Text to read:

▬▬▬▬▬▬▬▬▬▬

I’m a Camp Meeting reenactor, are you?
I have a college
buddy, Ken O’vell who is a Civil war reenactor. He spends summer weekends dressed up like a
Union soldier and shoots his musket as he and others reenact old Civil war
battles. As for me, I’m a Camp Meeting reenactor. Most every summer since I’ve been a lad I
attend camp meeting services and get to experience camp meetings pretty based
on the pattern of the 1800s. Camp
Meetings are just a hair over 200 years old and their history is rich and
informative. Actually experiencing an
Old Fashioned Camp Meeting tells me more about who my denomination is than
reading about a 1700’s up tight Anglican cleric, John Wesley. So I like camp
meeting reenactments.
But all camps don’t
offer this “time travel” experience. Some sponsoring organizations have
“upgraded” their facilities with modern conveniences like swimming pools, air
conditioning and motel-type rooms. These
are great camp meetings (they call them “Family Camps”) to stay all week at,
but I’m glad there are some real 1800’s-style camp meetings left to see too.

▬▬▬▬▬▬▬▬▬▬

Data:

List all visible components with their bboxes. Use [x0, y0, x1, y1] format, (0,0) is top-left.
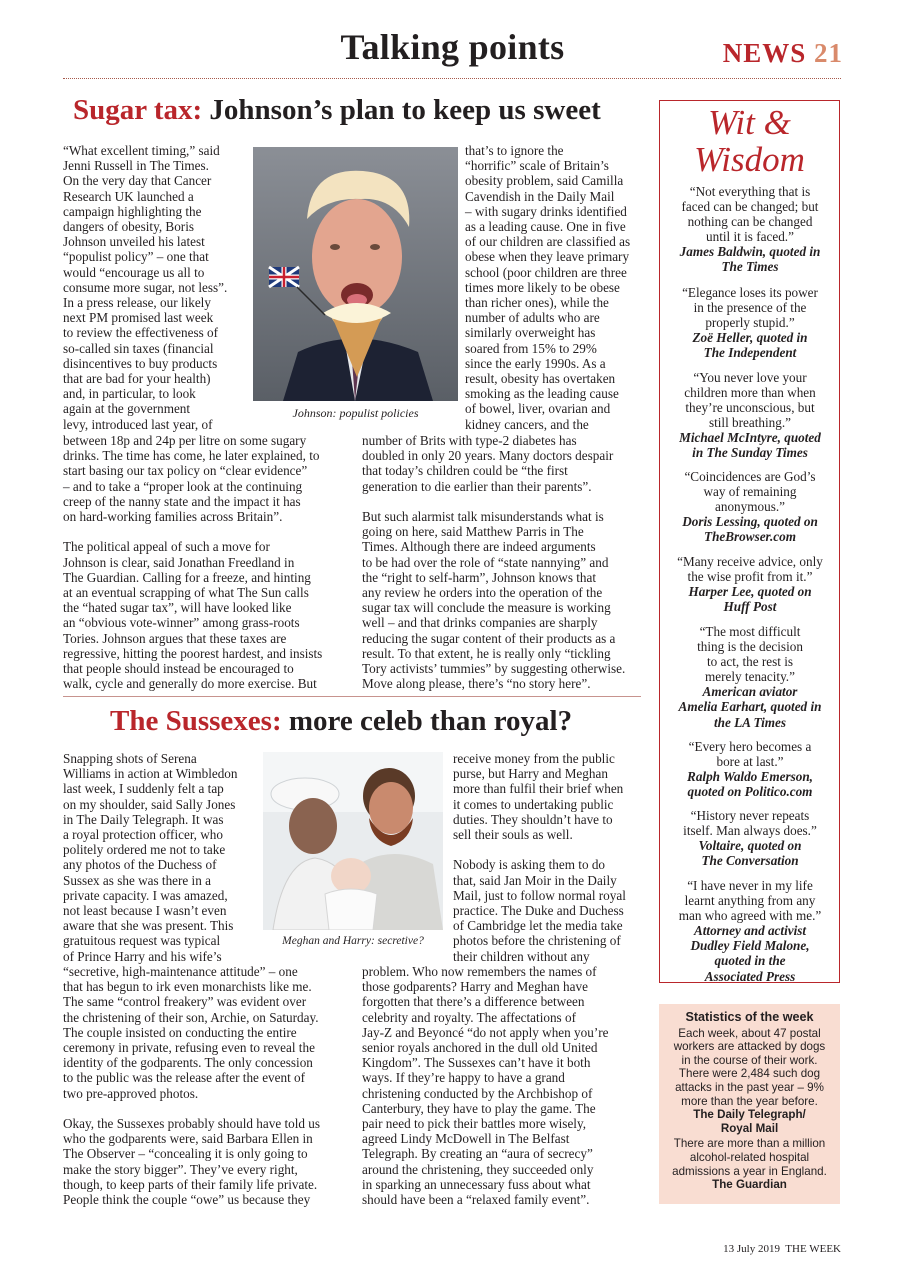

▬▬▬▬▬▬▬▬▬▬

Short exercise 1:
In the camp meeting text, rewrite the passage between "I have a college" and "meeting reenactments.", inclusive, putting "rifle" in place of "musket".
Short exercise 2:
Name every modern convenience that the camp meeting text says some sponsoring organizations have added to their facilities.
The lines have no connection to the text about camp meetings.

Output 1:
I have a college
buddy, Ken O’vell who is a Civil war reenactor. He spends summer weekends dressed up like a
Union soldier and shoots his rifle as he and others reenact old Civil war
battles. As for me, I’m a Camp Meeting reenactor. Most every summer since I’ve been a lad I
attend camp meeting services and get to experience camp meetings pretty based
on the pattern of the 1800s. Camp
Meetings are just a hair over 200 years old and their history is rich and
informative. Actually experiencing an
Old Fashioned Camp Meeting tells me more about who my denomination is than
reading about a 1700’s up tight Anglican cleric, John Wesley. So I like camp
meeting reenactments.

Output 2:
Swimming pools, air conditioning, motel-type rooms